───── The records
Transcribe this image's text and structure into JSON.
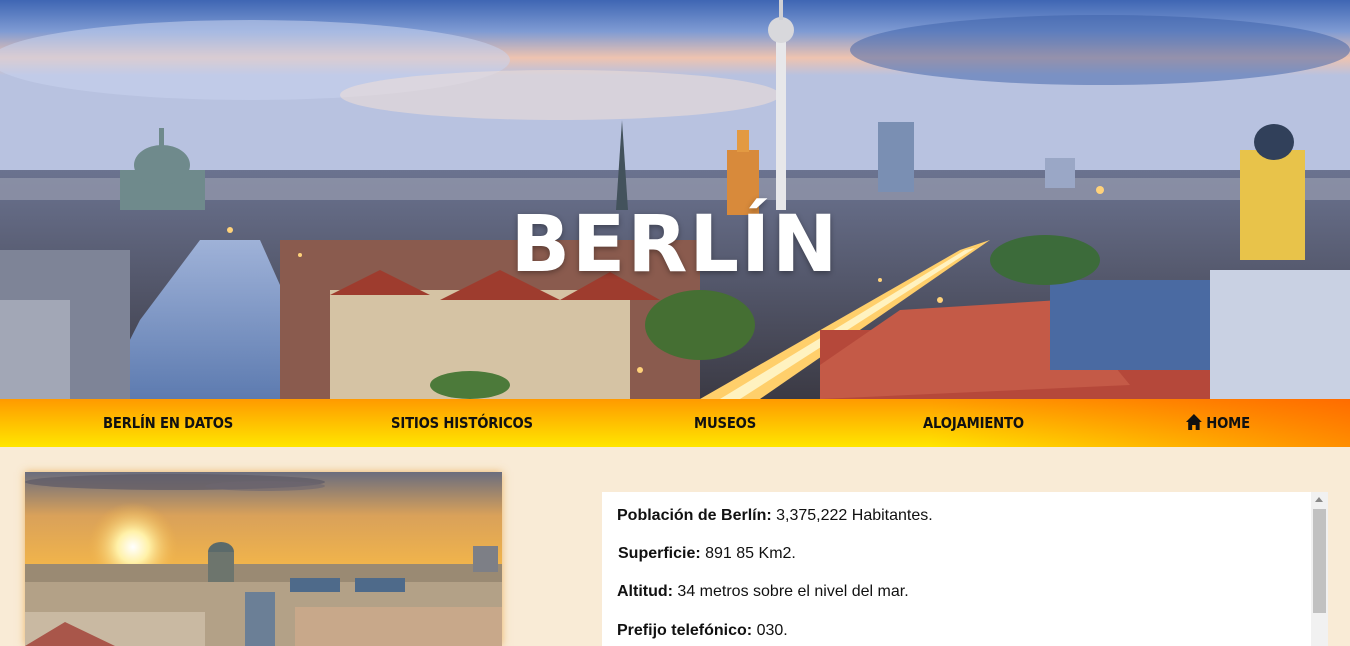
{
  "hero": {
    "title": "BERLÍN"
  },
  "nav": {
    "items": [
      {
        "label": "BERLÍN EN DATOS"
      },
      {
        "label": "SITIOS HISTÓRICOS"
      },
      {
        "label": "MUSEOS"
      },
      {
        "label": "ALOJAMIENTO"
      },
      {
        "label": "HOME",
        "icon": "home-icon"
      }
    ]
  },
  "facts": [
    {
      "label": "Población de Berlín:",
      "value": " 3,375,222 Habitantes."
    },
    {
      "label": "Superficie:",
      "value": " 891 85 Km2."
    },
    {
      "label": "Altitud:",
      "value": " 34 metros sobre el nivel del mar."
    },
    {
      "label": "Prefijo telefónico:",
      "value": " 030."
    }
  ],
  "colors": {
    "page_bg": "#f9ebd6",
    "nav_start": "#ff9a00",
    "nav_end": "#ffe600",
    "accent": "#ff6a00"
  }
}
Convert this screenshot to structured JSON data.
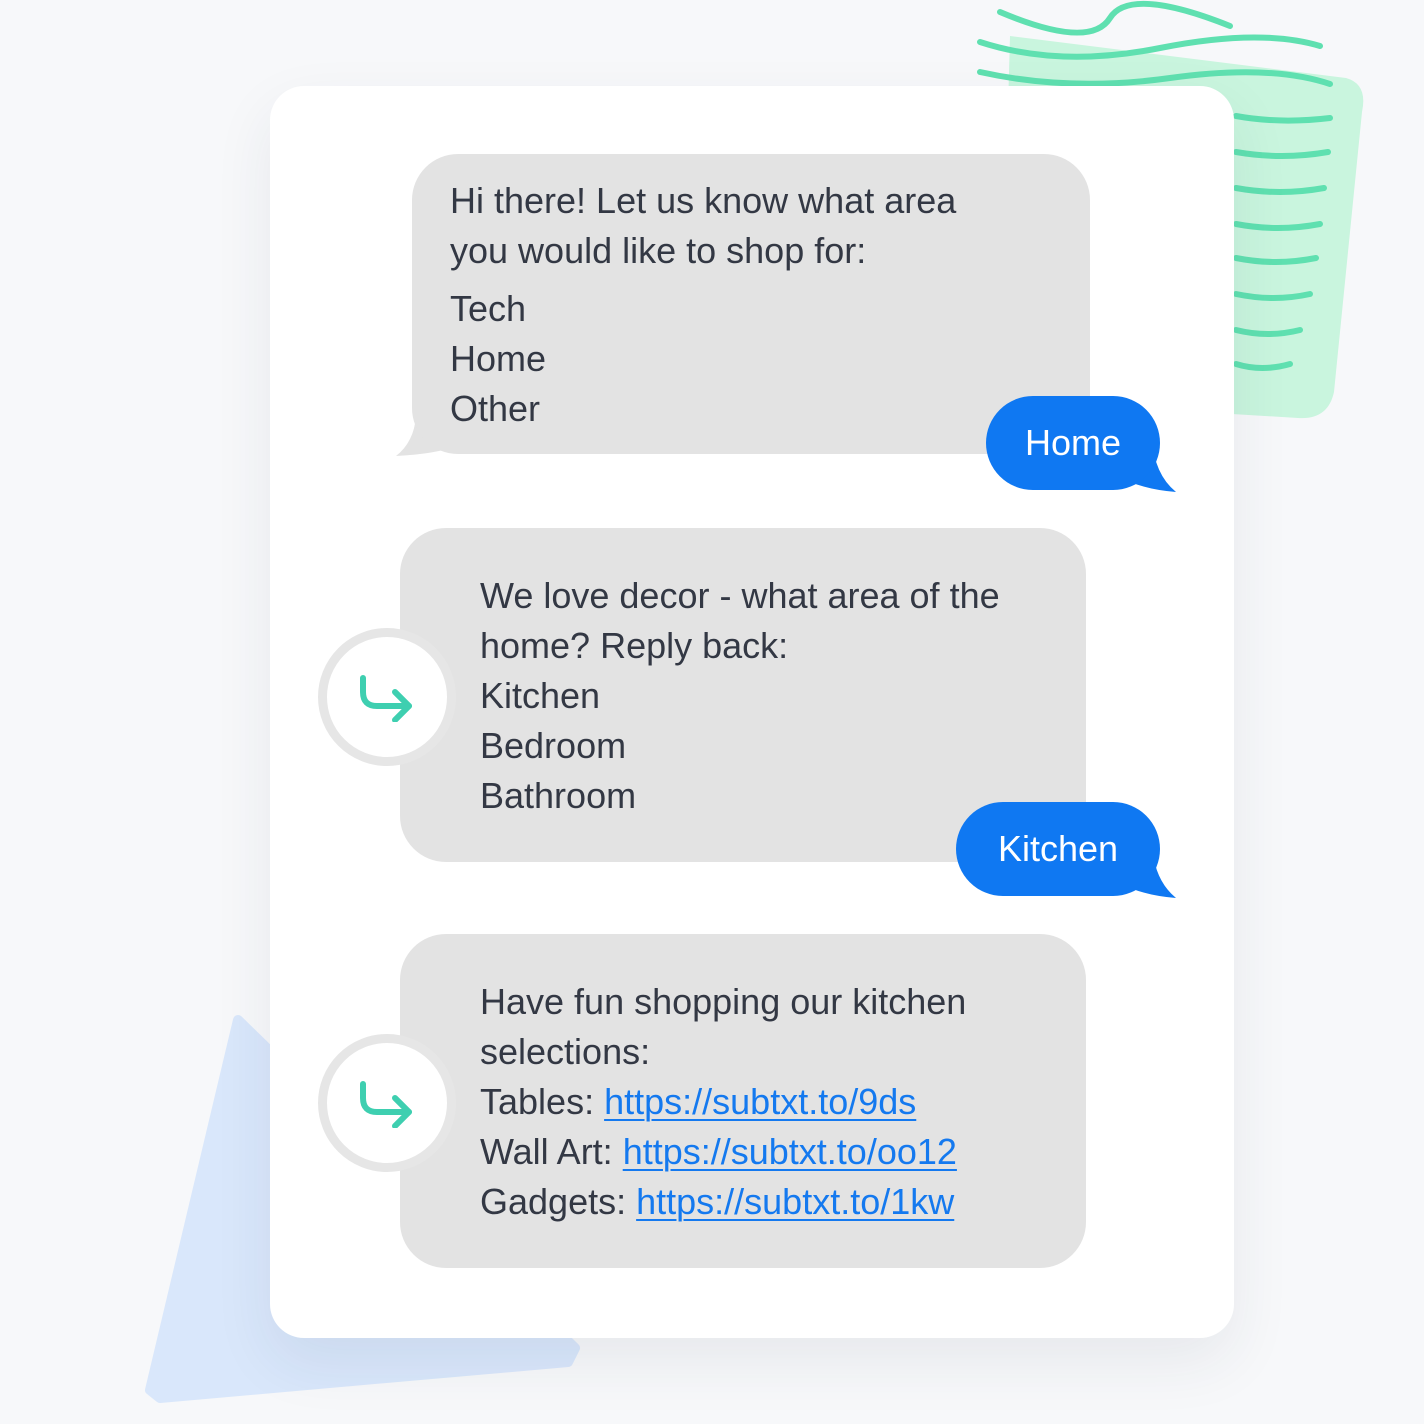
──────────
▶ **Task description**: Print all the records again exactly; do not include any picture.

▶ **Answer to the task**:
Transcribe this image's text and structure into JSON.
{
  "hero": {
    "title": "BERLÍN"
  },
  "nav": {
    "items": [
      {
        "label": "BERLÍN EN DATOS"
      },
      {
        "label": "SITIOS HISTÓRICOS"
      },
      {
        "label": "MUSEOS"
      },
      {
        "label": "ALOJAMIENTO"
      },
      {
        "label": "HOME",
        "icon": "home-icon"
      }
    ]
  },
  "facts": [
    {
      "label": "Población de Berlín:",
      "value": " 3,375,222 Habitantes."
    },
    {
      "label": "Superficie:",
      "value": " 891 85 Km2."
    },
    {
      "label": "Altitud:",
      "value": " 34 metros sobre el nivel del mar."
    },
    {
      "label": "Prefijo telefónico:",
      "value": " 030."
    }
  ],
  "colors": {
    "page_bg": "#f9ebd6",
    "nav_start": "#ff9a00",
    "nav_end": "#ffe600",
    "accent": "#ff6a00"
  }
}
Convert this screenshot to structured JSON data.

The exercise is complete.